+++ DOCUMENT SEGMENT +++

How to Support the Diverse Books Movement


We Need Diverse Books. Four simple words. This movement is not a trend or a fad, but a way of life. Diversity is all around us and as writers we have a responsibility to share that. However, it is not as simple as saying that your main character belongs to a marginalized group, especially if you, the writer, do not share that background. Writers from non-marginalized groups, like me, do not have the same experience as writers from marginalized groups.

There has been a lot of talk over social media platforms on whether non-marginalized writers should write marginalized characters. Many believe that writers from non-marginalized groups should not write characters who are from marginalized groups. Some call this “censorship,” but it’s not. Marginalized writers need their voices heard. When stories by non-marginalized writers are published with main characters who are from marginalized groups, then the writers from those group don’t get that chance.

+++

DIRECTIVE A –
According to the diverse books article, what do some people call the view that non-marginalized writers should not write marginalized characters?
DIRECTIVE B –
Please proceed with the diverse books article, writing on from its final sentence.

+++ DATA SHOWN +++

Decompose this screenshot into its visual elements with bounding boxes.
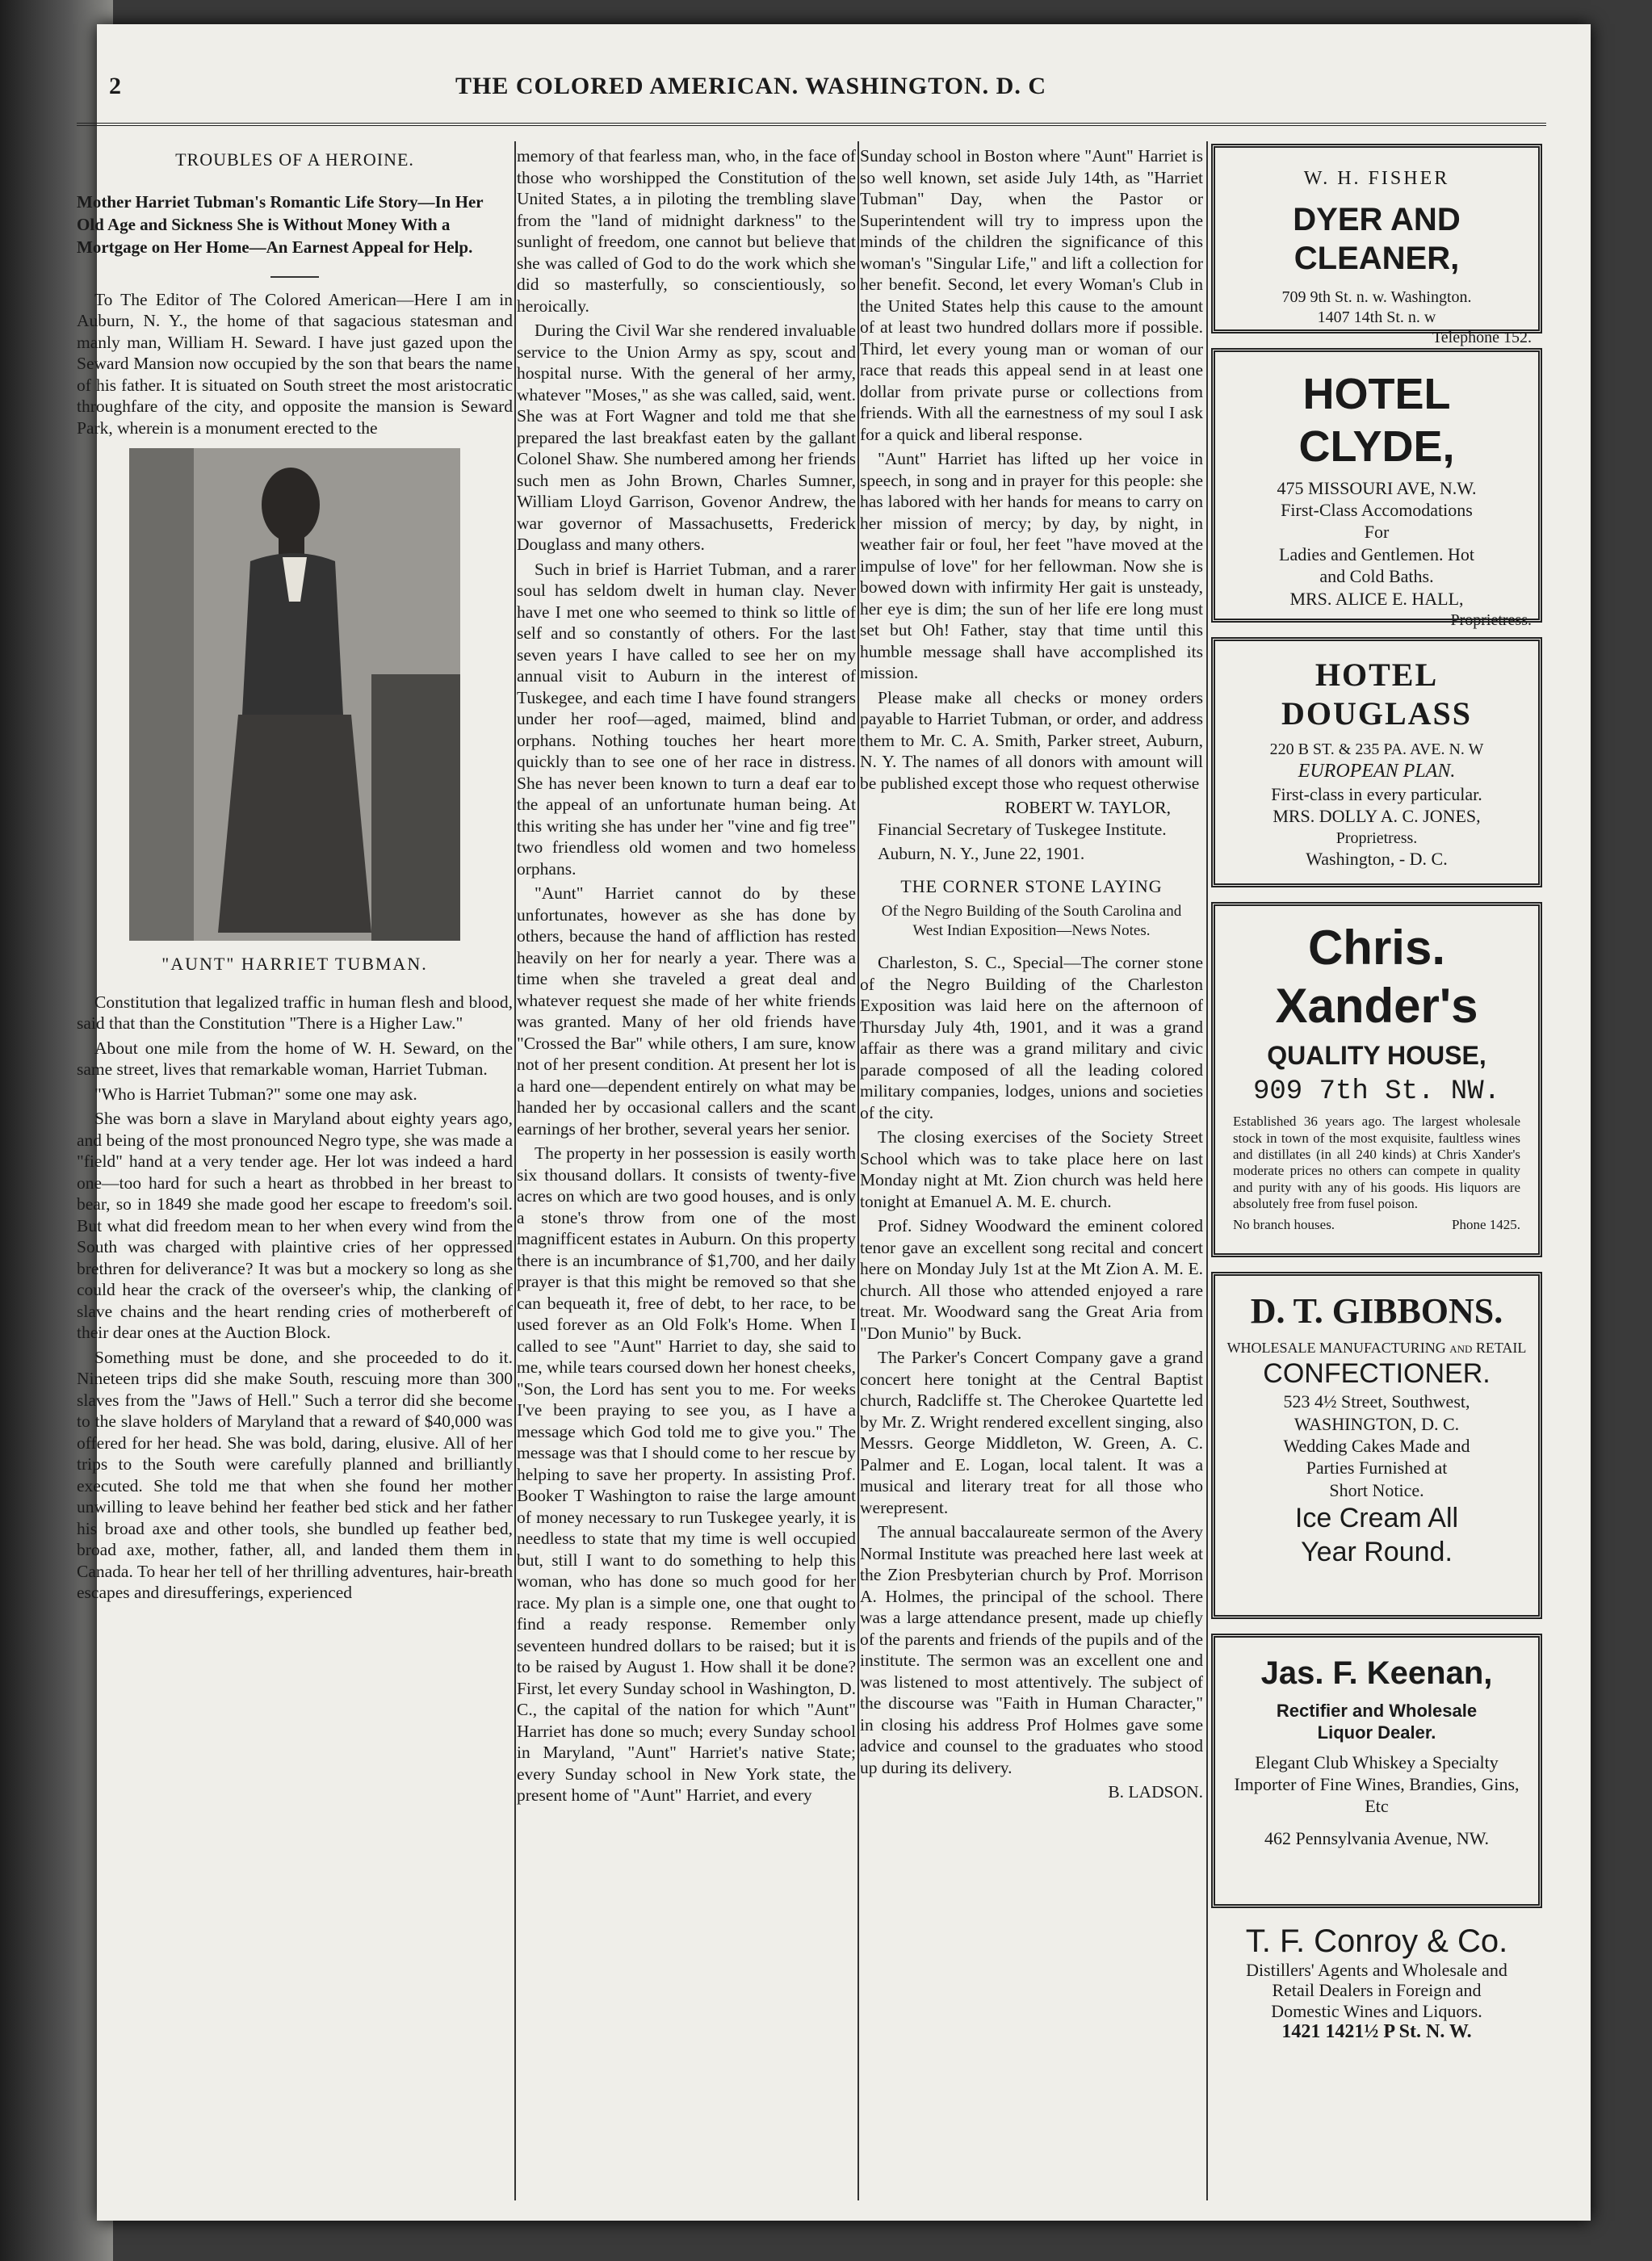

+++

TASK OUTPUT A –
They call it "censorship."

TASK OUTPUT B –
According to Publishers Weekly, 78% of the Publishing Industry is non-marginalized. Unfortunately, while the publishing industry as a whole says it wants to promote diversity, this demographic leads to a disconnect. Editors feel the need to connect with a story in order to publish and promote it. Many editors feel they do not connect with diverse stories that describe such a different experience from their own.

So, how do non-marginalized writers—who have the best intentions—join in without causing more harm than help?

  1. Support Diverse Books.

This is so important. To change the industry, we have to support the voices of writers from diverse groups. Publishing is a business. Create demand for diverse books. Read them. Ask for them. Buy them. Review and recommend them. If you are looking for diverse books, Dahlia Adler and Malinda Lo both have lists. The site We Need Diverse Books has a whole long list of lists. You can also go onto Twitter and search the hashtag #buydiversebooks.

  1. Educate Yourself

People don’t have the obligation to educate you, so it’s up to you to do some digging. Many writers are speaking up about diverse books. L.L McKinney and Justina Ireland are both great advocates to follow.

  1. Ask Yourself if You are the Right Person to Tell This Story

No, seriously. If you are a non-marginalized writer, you probably wouldn’t be the best person to write an issue book based on Black Lives Matter. It’s not that you don’t care about the issue. But, you aren’t experiencing it firsthand. Yours isn’t the voice to tell that story as if you understand it.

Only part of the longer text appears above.